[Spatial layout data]
■ ■ ■ ■ ■

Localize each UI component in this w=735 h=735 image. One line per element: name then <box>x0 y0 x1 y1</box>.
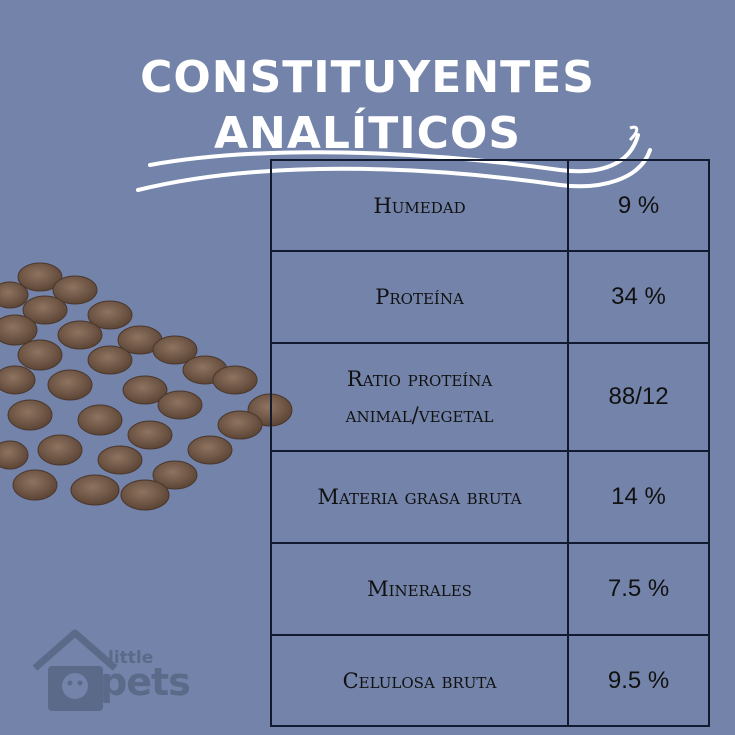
row-value: 34 % <box>567 250 710 344</box>
row-value: 7.5 % <box>567 542 710 636</box>
table-row: Ratio proteína animal/vegetal 88/12 <box>269 342 710 452</box>
title-line-1: CONSTITUYENTES <box>140 52 595 103</box>
kibble-pile-image <box>0 262 293 511</box>
title-line-2: ANALÍTICOS <box>213 108 522 159</box>
table-row: Humedad 9 % <box>269 159 710 252</box>
row-value: 88/12 <box>567 342 710 452</box>
table-row: Minerales 7.5 % <box>269 542 710 636</box>
house-logo-icon <box>32 629 118 711</box>
table-row: Celulosa bruta 9.5 % <box>269 634 710 727</box>
row-value: 14 % <box>567 450 710 544</box>
row-value: 9.5 % <box>567 634 710 727</box>
row-label: Materia grasa bruta <box>269 450 570 544</box>
row-label: Celulosa bruta <box>269 634 570 727</box>
row-label: Minerales <box>269 542 570 636</box>
table-row: Materia grasa bruta 14 % <box>269 450 710 544</box>
row-label-text: Ratio proteína animal/vegetal <box>345 367 494 427</box>
logo-text-little: little <box>108 648 154 668</box>
table-row: Proteína 34 % <box>269 250 710 344</box>
row-label: Proteína <box>269 250 570 344</box>
row-value: 9 % <box>567 159 710 252</box>
analytics-table: Humedad 9 % Proteína 34 % Ratio proteína… <box>269 159 710 727</box>
row-label: Ratio proteína animal/vegetal <box>269 342 570 452</box>
logo-text-pets: pets <box>100 660 191 704</box>
row-label: Humedad <box>269 159 570 252</box>
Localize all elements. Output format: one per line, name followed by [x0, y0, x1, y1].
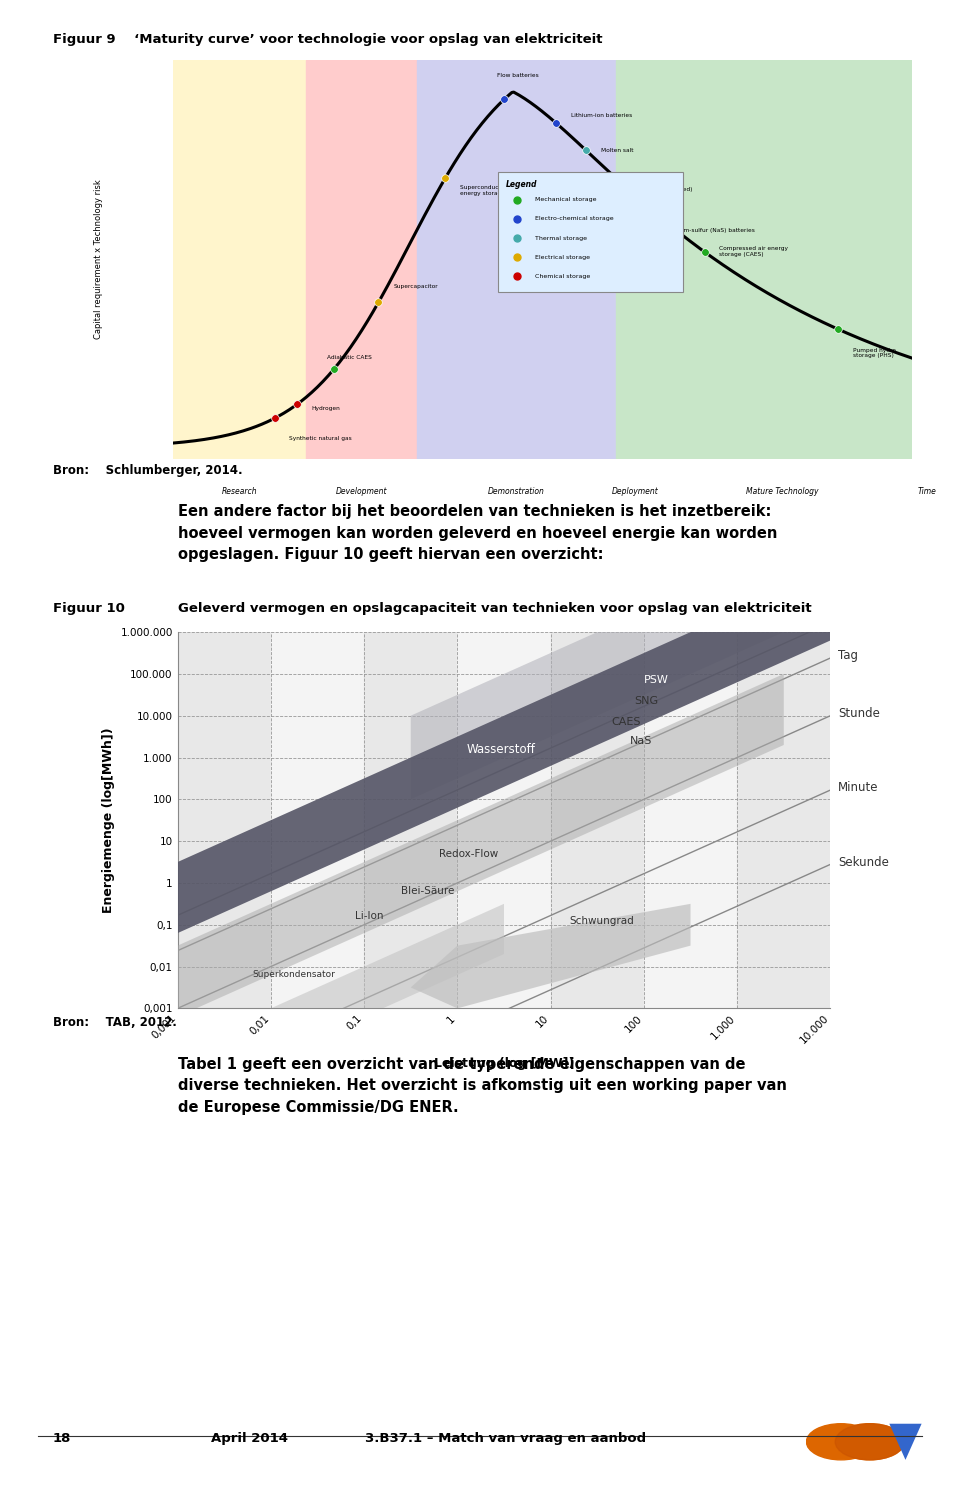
Text: Electrical storage: Electrical storage: [535, 254, 590, 260]
Bar: [737, 632, 830, 1008]
Text: Mechanical storage: Mechanical storage: [535, 197, 596, 202]
Text: Figuur 9    ‘Maturity curve’ voor technologie voor opslag van elektriciteit: Figuur 9 ‘Maturity curve’ voor technolog…: [53, 33, 602, 47]
Bar: [306, 60, 417, 459]
Text: Blei-Säure: Blei-Säure: [401, 886, 455, 897]
Text: Bron:    TAB, 2012.: Bron: TAB, 2012.: [53, 1016, 177, 1029]
Y-axis label: Energiemenge (log[MWh]): Energiemenge (log[MWh]): [102, 727, 115, 914]
Bar: [364, 632, 457, 1008]
Bar: [457, 632, 551, 1008]
Polygon shape: [178, 674, 783, 1017]
Bar: [417, 60, 616, 459]
Text: NaS: NaS: [630, 736, 652, 746]
Bar: [498, 172, 683, 292]
Text: Flow batteries: Flow batteries: [497, 72, 539, 78]
Text: Stunde: Stunde: [838, 707, 879, 719]
Text: Thermal storage: Thermal storage: [535, 236, 587, 241]
Text: Pumped hydro
storage (PHS): Pumped hydro storage (PHS): [852, 348, 896, 358]
Bar: [616, 60, 912, 459]
Text: Synthetic natural gas: Synthetic natural gas: [290, 435, 352, 441]
Circle shape: [806, 1424, 876, 1460]
Text: Deployment: Deployment: [612, 488, 659, 497]
Polygon shape: [411, 905, 690, 1008]
Text: CAES: CAES: [612, 716, 640, 727]
Polygon shape: [178, 905, 504, 1100]
Text: Chemical storage: Chemical storage: [535, 274, 590, 278]
Text: Superconducting magnetic
energy storage (SMES): Superconducting magnetic energy storage …: [460, 185, 540, 196]
Text: Li-Ion: Li-Ion: [355, 912, 383, 921]
Text: Electro-chemical storage: Electro-chemical storage: [535, 217, 613, 221]
Text: Wasserstoff: Wasserstoff: [467, 742, 536, 756]
Circle shape: [835, 1424, 904, 1460]
Bar: [551, 632, 644, 1008]
Text: Legend: Legend: [506, 181, 537, 188]
Bar: [178, 632, 271, 1008]
Text: Research: Research: [222, 488, 257, 497]
Text: Geleverd vermogen en opslagcapaciteit van technieken voor opslag van elektricite: Geleverd vermogen en opslagcapaciteit va…: [178, 602, 811, 616]
Text: Supercapacitor: Supercapacitor: [394, 284, 438, 289]
Text: PSW: PSW: [644, 676, 669, 685]
Text: 3.B37.1 – Match van vraag en aanbod: 3.B37.1 – Match van vraag en aanbod: [365, 1431, 646, 1445]
Text: Mature Technology: Mature Technology: [746, 488, 819, 497]
Text: Demonstration: Demonstration: [488, 488, 545, 497]
Text: Hydrogen: Hydrogen: [312, 406, 341, 411]
Text: Figuur 10: Figuur 10: [53, 602, 125, 616]
Text: Time: Time: [918, 488, 936, 497]
Text: Superkondensator: Superkondensator: [252, 971, 335, 980]
Text: Lithium-ion batteries: Lithium-ion batteries: [571, 113, 633, 117]
Polygon shape: [178, 569, 830, 933]
Text: 18: 18: [53, 1431, 71, 1445]
Bar: [644, 632, 737, 1008]
Polygon shape: [411, 528, 830, 799]
Text: Bron:    Schlumberger, 2014.: Bron: Schlumberger, 2014.: [53, 464, 243, 477]
Text: Sodium-sulfur (NaS) batteries: Sodium-sulfur (NaS) batteries: [667, 229, 756, 233]
Circle shape: [835, 1424, 904, 1460]
Bar: [271, 632, 364, 1008]
Text: Adiabatic CAES: Adiabatic CAES: [326, 355, 372, 360]
Text: Een andere factor bij het beoordelen van technieken is het inzetbereik:
hoeveel : Een andere factor bij het beoordelen van…: [178, 504, 777, 563]
Text: Flywheel (low speed): Flywheel (low speed): [631, 187, 693, 193]
Text: Sekunde: Sekunde: [838, 856, 889, 868]
Polygon shape: [889, 1424, 922, 1460]
Text: Development: Development: [336, 488, 387, 497]
Text: Minute: Minute: [838, 781, 878, 795]
X-axis label: Leistung (log [MW]): Leistung (log [MW]): [434, 1057, 574, 1070]
Text: Tag: Tag: [838, 650, 858, 662]
Text: Schwungrad: Schwungrad: [569, 915, 634, 926]
Text: Redox-Flow: Redox-Flow: [439, 849, 498, 859]
Text: Tabel 1 geeft een overzicht van de typerende eigenschappen van de
diverse techni: Tabel 1 geeft een overzicht van de typer…: [178, 1057, 786, 1115]
Text: Capital requirement x Technology risk: Capital requirement x Technology risk: [94, 179, 104, 340]
Bar: [173, 60, 306, 459]
Text: Molten salt: Molten salt: [601, 147, 634, 152]
Text: Compressed air energy
storage (CAES): Compressed air energy storage (CAES): [719, 247, 788, 257]
Text: SNG: SNG: [635, 697, 659, 706]
Text: April 2014: April 2014: [211, 1431, 288, 1445]
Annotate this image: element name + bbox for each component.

■ ■ ■ ■ ■

Copy every entry line for line, leaving out the pictures.

* The completed task
Localize each UI component in this w=735 h=735 image. One line per element: name then <box>x0 y0 x1 y1</box>.
row-value: 34 % <box>567 250 710 344</box>
row-value: 7.5 % <box>567 542 710 636</box>
table-row: Ratio proteína animal/vegetal 88/12 <box>269 342 710 452</box>
title-line-1: CONSTITUYENTES <box>140 52 595 103</box>
kibble-pile-image <box>0 262 293 511</box>
title-line-2: ANALÍTICOS <box>213 108 522 159</box>
table-row: Humedad 9 % <box>269 159 710 252</box>
row-value: 88/12 <box>567 342 710 452</box>
table-row: Minerales 7.5 % <box>269 542 710 636</box>
house-logo-icon <box>32 629 118 711</box>
table-row: Celulosa bruta 9.5 % <box>269 634 710 727</box>
row-value: 14 % <box>567 450 710 544</box>
row-value: 9.5 % <box>567 634 710 727</box>
row-label: Materia grasa bruta <box>269 450 570 544</box>
row-label: Celulosa bruta <box>269 634 570 727</box>
row-label: Minerales <box>269 542 570 636</box>
table-row: Materia grasa bruta 14 % <box>269 450 710 544</box>
row-label-text: Ratio proteína animal/vegetal <box>345 367 494 427</box>
logo-text-little: little <box>108 648 154 668</box>
table-row: Proteína 34 % <box>269 250 710 344</box>
row-label: Proteína <box>269 250 570 344</box>
row-value: 9 % <box>567 159 710 252</box>
analytics-table: Humedad 9 % Proteína 34 % Ratio proteína… <box>269 159 710 727</box>
row-label: Ratio proteína animal/vegetal <box>269 342 570 452</box>
logo-text-pets: pets <box>100 660 191 704</box>
row-label: Humedad <box>269 159 570 252</box>
Localize all elements. Output format: one per line, name followed by [x0, y0, x1, y1].
Text: Electrical storage: Electrical storage: [535, 254, 590, 260]
Bar: [737, 632, 830, 1008]
Text: Mechanical storage: Mechanical storage: [535, 197, 596, 202]
Text: Figuur 9    ‘Maturity curve’ voor technologie voor opslag van elektriciteit: Figuur 9 ‘Maturity curve’ voor technolog…: [53, 33, 602, 47]
Bar: [306, 60, 417, 459]
Text: Blei-Säure: Blei-Säure: [401, 886, 455, 897]
Text: Bron:    TAB, 2012.: Bron: TAB, 2012.: [53, 1016, 177, 1029]
Y-axis label: Energiemenge (log[MWh]): Energiemenge (log[MWh]): [102, 727, 115, 914]
Bar: [364, 632, 457, 1008]
Bar: [457, 632, 551, 1008]
Polygon shape: [178, 674, 783, 1017]
Bar: [417, 60, 616, 459]
Text: NaS: NaS: [630, 736, 652, 746]
Bar: [498, 172, 683, 292]
Text: Flow batteries: Flow batteries: [497, 72, 539, 78]
Text: Stunde: Stunde: [838, 707, 879, 719]
Text: Thermal storage: Thermal storage: [535, 236, 587, 241]
Text: Pumped hydro
storage (PHS): Pumped hydro storage (PHS): [852, 348, 896, 358]
Bar: [616, 60, 912, 459]
Text: Synthetic natural gas: Synthetic natural gas: [290, 435, 352, 441]
Circle shape: [806, 1424, 876, 1460]
Text: Deployment: Deployment: [612, 488, 659, 497]
Polygon shape: [411, 905, 690, 1008]
Text: CAES: CAES: [612, 716, 640, 727]
Polygon shape: [178, 905, 504, 1100]
Text: Chemical storage: Chemical storage: [535, 274, 590, 278]
Text: Superconducting magnetic
energy storage (SMES): Superconducting magnetic energy storage …: [460, 185, 540, 196]
Text: Li-Ion: Li-Ion: [355, 912, 383, 921]
Text: Electro-chemical storage: Electro-chemical storage: [535, 217, 613, 221]
Text: Wasserstoff: Wasserstoff: [467, 742, 536, 756]
Circle shape: [835, 1424, 904, 1460]
Bar: [551, 632, 644, 1008]
Text: Legend: Legend: [506, 181, 537, 188]
Bar: [178, 632, 271, 1008]
Text: Research: Research: [222, 488, 257, 497]
Text: Geleverd vermogen en opslagcapaciteit van technieken voor opslag van elektricite: Geleverd vermogen en opslagcapaciteit va…: [178, 602, 811, 616]
Text: Supercapacitor: Supercapacitor: [394, 284, 438, 289]
Text: PSW: PSW: [644, 676, 669, 685]
Text: 3.B37.1 – Match van vraag en aanbod: 3.B37.1 – Match van vraag en aanbod: [365, 1431, 646, 1445]
Text: Mature Technology: Mature Technology: [746, 488, 819, 497]
Text: Demonstration: Demonstration: [488, 488, 545, 497]
Text: Hydrogen: Hydrogen: [312, 406, 341, 411]
Text: Figuur 10: Figuur 10: [53, 602, 125, 616]
Text: Time: Time: [918, 488, 936, 497]
Text: Superkondensator: Superkondensator: [252, 971, 335, 980]
Text: Lithium-ion batteries: Lithium-ion batteries: [571, 113, 633, 117]
Polygon shape: [178, 569, 830, 933]
Text: 18: 18: [53, 1431, 71, 1445]
Bar: [644, 632, 737, 1008]
Polygon shape: [411, 528, 830, 799]
Text: Bron:    Schlumberger, 2014.: Bron: Schlumberger, 2014.: [53, 464, 243, 477]
Text: Sodium-sulfur (NaS) batteries: Sodium-sulfur (NaS) batteries: [667, 229, 756, 233]
Circle shape: [835, 1424, 904, 1460]
Bar: [271, 632, 364, 1008]
Text: Adiabatic CAES: Adiabatic CAES: [326, 355, 372, 360]
Text: Een andere factor bij het beoordelen van technieken is het inzetbereik:
hoeveel : Een andere factor bij het beoordelen van…: [178, 504, 777, 563]
Text: Flywheel (low speed): Flywheel (low speed): [631, 187, 693, 193]
Text: Sekunde: Sekunde: [838, 856, 889, 868]
Polygon shape: [889, 1424, 922, 1460]
Text: Development: Development: [336, 488, 387, 497]
Text: Minute: Minute: [838, 781, 878, 795]
X-axis label: Leistung (log [MW]): Leistung (log [MW]): [434, 1057, 574, 1070]
Text: Tag: Tag: [838, 650, 858, 662]
Text: Schwungrad: Schwungrad: [569, 915, 634, 926]
Text: Redox-Flow: Redox-Flow: [439, 849, 498, 859]
Text: Tabel 1 geeft een overzicht van de typerende eigenschappen van de
diverse techni: Tabel 1 geeft een overzicht van de typer…: [178, 1057, 786, 1115]
Text: Capital requirement x Technology risk: Capital requirement x Technology risk: [94, 179, 104, 340]
Bar: [173, 60, 306, 459]
Text: Molten salt: Molten salt: [601, 147, 634, 152]
Text: Compressed air energy
storage (CAES): Compressed air energy storage (CAES): [719, 247, 788, 257]
Text: SNG: SNG: [635, 697, 659, 706]
Text: April 2014: April 2014: [211, 1431, 288, 1445]
Annotate this image: element name + bbox for each component.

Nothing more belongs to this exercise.